• **Objective**
Reproduce all of the records exactly.
**** Extracted records
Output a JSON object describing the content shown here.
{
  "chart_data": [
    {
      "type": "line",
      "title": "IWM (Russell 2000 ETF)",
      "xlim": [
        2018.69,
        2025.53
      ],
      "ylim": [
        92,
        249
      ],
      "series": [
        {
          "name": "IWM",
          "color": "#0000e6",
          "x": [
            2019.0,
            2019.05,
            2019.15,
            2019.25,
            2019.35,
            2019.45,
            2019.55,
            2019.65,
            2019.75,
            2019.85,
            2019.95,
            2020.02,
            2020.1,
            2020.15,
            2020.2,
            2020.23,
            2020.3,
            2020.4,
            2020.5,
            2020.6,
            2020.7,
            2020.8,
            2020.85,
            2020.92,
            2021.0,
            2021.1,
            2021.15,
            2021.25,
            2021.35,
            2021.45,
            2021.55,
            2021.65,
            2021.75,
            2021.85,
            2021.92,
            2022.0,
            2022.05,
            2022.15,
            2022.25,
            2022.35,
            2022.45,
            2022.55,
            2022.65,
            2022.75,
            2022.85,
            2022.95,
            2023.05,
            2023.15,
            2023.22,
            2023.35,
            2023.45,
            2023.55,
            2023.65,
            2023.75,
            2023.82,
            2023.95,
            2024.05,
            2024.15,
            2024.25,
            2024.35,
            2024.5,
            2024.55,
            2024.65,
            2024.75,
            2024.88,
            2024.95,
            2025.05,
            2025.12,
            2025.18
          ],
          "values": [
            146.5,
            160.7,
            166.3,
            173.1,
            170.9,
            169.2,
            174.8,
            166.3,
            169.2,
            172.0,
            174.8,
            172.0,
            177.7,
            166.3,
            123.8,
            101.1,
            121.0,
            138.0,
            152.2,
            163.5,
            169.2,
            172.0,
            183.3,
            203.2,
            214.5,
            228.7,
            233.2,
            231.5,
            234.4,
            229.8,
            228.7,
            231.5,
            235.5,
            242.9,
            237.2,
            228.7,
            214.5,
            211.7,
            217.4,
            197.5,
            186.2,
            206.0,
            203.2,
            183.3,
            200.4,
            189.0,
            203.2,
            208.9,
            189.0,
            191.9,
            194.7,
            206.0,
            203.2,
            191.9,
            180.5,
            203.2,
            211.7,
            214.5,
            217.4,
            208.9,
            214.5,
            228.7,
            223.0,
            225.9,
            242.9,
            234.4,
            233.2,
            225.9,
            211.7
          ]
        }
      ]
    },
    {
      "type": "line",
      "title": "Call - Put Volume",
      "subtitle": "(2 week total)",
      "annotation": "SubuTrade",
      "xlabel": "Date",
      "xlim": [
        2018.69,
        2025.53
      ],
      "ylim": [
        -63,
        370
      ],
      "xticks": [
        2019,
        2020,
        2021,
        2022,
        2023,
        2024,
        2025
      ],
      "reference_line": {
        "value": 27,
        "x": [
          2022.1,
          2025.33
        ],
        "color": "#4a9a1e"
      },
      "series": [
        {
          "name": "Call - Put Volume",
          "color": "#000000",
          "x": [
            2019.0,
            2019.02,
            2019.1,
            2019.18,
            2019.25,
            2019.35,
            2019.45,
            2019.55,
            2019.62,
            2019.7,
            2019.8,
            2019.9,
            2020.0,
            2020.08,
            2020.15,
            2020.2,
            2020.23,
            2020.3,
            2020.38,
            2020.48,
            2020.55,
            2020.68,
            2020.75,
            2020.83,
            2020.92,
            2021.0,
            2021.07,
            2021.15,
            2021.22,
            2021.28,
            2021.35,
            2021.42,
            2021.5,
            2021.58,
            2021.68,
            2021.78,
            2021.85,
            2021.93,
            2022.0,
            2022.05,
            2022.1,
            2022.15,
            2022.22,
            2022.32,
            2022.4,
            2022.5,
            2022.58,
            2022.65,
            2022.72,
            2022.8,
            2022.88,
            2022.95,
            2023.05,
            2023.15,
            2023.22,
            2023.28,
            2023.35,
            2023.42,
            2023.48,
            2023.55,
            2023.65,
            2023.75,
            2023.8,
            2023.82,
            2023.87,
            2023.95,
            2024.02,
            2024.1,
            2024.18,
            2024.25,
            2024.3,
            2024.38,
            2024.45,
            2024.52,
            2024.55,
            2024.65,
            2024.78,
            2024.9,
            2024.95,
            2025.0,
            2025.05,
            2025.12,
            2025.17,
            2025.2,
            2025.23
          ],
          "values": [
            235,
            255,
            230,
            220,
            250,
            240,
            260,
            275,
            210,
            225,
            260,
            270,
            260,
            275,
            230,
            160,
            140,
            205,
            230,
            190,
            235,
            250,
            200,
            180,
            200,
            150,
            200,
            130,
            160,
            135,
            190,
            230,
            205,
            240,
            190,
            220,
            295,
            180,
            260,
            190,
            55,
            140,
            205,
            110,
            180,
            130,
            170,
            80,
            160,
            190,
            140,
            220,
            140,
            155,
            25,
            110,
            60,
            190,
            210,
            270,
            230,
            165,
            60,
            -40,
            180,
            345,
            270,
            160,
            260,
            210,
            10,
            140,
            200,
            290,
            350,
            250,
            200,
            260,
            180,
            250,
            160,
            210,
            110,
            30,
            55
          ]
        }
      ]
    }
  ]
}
********
• **Solution**
Output a JSON object describing the content shown here.
{
  "chart_data": [
    {
      "type": "line",
      "title": "IWM (Russell 2000 ETF)",
      "xlim": [
        2018.69,
        2025.53
      ],
      "ylim": [
        92,
        249
      ],
      "series": [
        {
          "name": "IWM",
          "color": "#0000e6",
          "x": [
            2019.0,
            2019.05,
            2019.15,
            2019.25,
            2019.35,
            2019.45,
            2019.55,
            2019.65,
            2019.75,
            2019.85,
            2019.95,
            2020.02,
            2020.1,
            2020.15,
            2020.2,
            2020.23,
            2020.3,
            2020.4,
            2020.5,
            2020.6,
            2020.7,
            2020.8,
            2020.85,
            2020.92,
            2021.0,
            2021.1,
            2021.15,
            2021.25,
            2021.35,
            2021.45,
            2021.55,
            2021.65,
            2021.75,
            2021.85,
            2021.92,
            2022.0,
            2022.05,
            2022.15,
            2022.25,
            2022.35,
            2022.45,
            2022.55,
            2022.65,
            2022.75,
            2022.85,
            2022.95,
            2023.05,
            2023.15,
            2023.22,
            2023.35,
            2023.45,
            2023.55,
            2023.65,
            2023.75,
            2023.82,
            2023.95,
            2024.05,
            2024.15,
            2024.25,
            2024.35,
            2024.5,
            2024.55,
            2024.65,
            2024.75,
            2024.88,
            2024.95,
            2025.05,
            2025.12,
            2025.18
          ],
          "values": [
            146.5,
            160.7,
            166.3,
            173.1,
            170.9,
            169.2,
            174.8,
            166.3,
            169.2,
            172.0,
            174.8,
            172.0,
            177.7,
            166.3,
            123.8,
            101.1,
            121.0,
            138.0,
            152.2,
            163.5,
            169.2,
            172.0,
            183.3,
            203.2,
            214.5,
            228.7,
            233.2,
            231.5,
            234.4,
            229.8,
            228.7,
            231.5,
            235.5,
            242.9,
            237.2,
            228.7,
            214.5,
            211.7,
            217.4,
            197.5,
            186.2,
            206.0,
            203.2,
            183.3,
            200.4,
            189.0,
            203.2,
            208.9,
            189.0,
            191.9,
            194.7,
            206.0,
            203.2,
            191.9,
            180.5,
            203.2,
            211.7,
            214.5,
            217.4,
            208.9,
            214.5,
            228.7,
            223.0,
            225.9,
            242.9,
            234.4,
            233.2,
            225.9,
            211.7
          ]
        }
      ]
    },
    {
      "type": "line",
      "title": "Call - Put Volume",
      "subtitle": "(2 week total)",
      "annotation": "SubuTrade",
      "xlabel": "Date",
      "xlim": [
        2018.69,
        2025.53
      ],
      "ylim": [
        -63,
        370
      ],
      "xticks": [
        2019,
        2020,
        2021,
        2022,
        2023,
        2024,
        2025
      ],
      "reference_line": {
        "value": 27,
        "x": [
          2022.1,
          2025.33
        ],
        "color": "#4a9a1e"
      },
      "series": [
        {
          "name": "Call - Put Volume",
          "color": "#000000",
          "x": [
            2019.0,
            2019.02,
            2019.1,
            2019.18,
            2019.25,
            2019.35,
            2019.45,
            2019.55,
            2019.62,
            2019.7,
            2019.8,
            2019.9,
            2020.0,
            2020.08,
            2020.15,
            2020.2,
            2020.23,
            2020.3,
            2020.38,
            2020.48,
            2020.55,
            2020.68,
            2020.75,
            2020.83,
            2020.92,
            2021.0,
            2021.07,
            2021.15,
            2021.22,
            2021.28,
            2021.35,
            2021.42,
            2021.5,
            2021.58,
            2021.68,
            2021.78,
            2021.85,
            2021.93,
            2022.0,
            2022.05,
            2022.1,
            2022.15,
            2022.22,
            2022.32,
            2022.4,
            2022.5,
            2022.58,
            2022.65,
            2022.72,
            2022.8,
            2022.88,
            2022.95,
            2023.05,
            2023.15,
            2023.22,
            2023.28,
            2023.35,
            2023.42,
            2023.48,
            2023.55,
            2023.65,
            2023.75,
            2023.8,
            2023.82,
            2023.87,
            2023.95,
            2024.02,
            2024.1,
            2024.18,
            2024.25,
            2024.3,
            2024.38,
            2024.45,
            2024.52,
            2024.55,
            2024.65,
            2024.78,
            2024.9,
            2024.95,
            2025.0,
            2025.05,
            2025.12,
            2025.17,
            2025.2,
            2025.23
          ],
          "values": [
            235,
            255,
            230,
            220,
            250,
            240,
            260,
            275,
            210,
            225,
            260,
            270,
            260,
            275,
            230,
            160,
            140,
            205,
            230,
            190,
            235,
            250,
            200,
            180,
            200,
            150,
            200,
            130,
            160,
            135,
            190,
            230,
            205,
            240,
            190,
            220,
            295,
            180,
            260,
            190,
            55,
            140,
            205,
            110,
            180,
            130,
            170,
            80,
            160,
            190,
            140,
            220,
            140,
            155,
            25,
            110,
            60,
            190,
            210,
            270,
            230,
            165,
            60,
            -40,
            180,
            345,
            270,
            160,
            260,
            210,
            10,
            140,
            200,
            290,
            350,
            250,
            200,
            260,
            180,
            250,
            160,
            210,
            110,
            30,
            55
          ]
        }
      ]
    }
  ]
}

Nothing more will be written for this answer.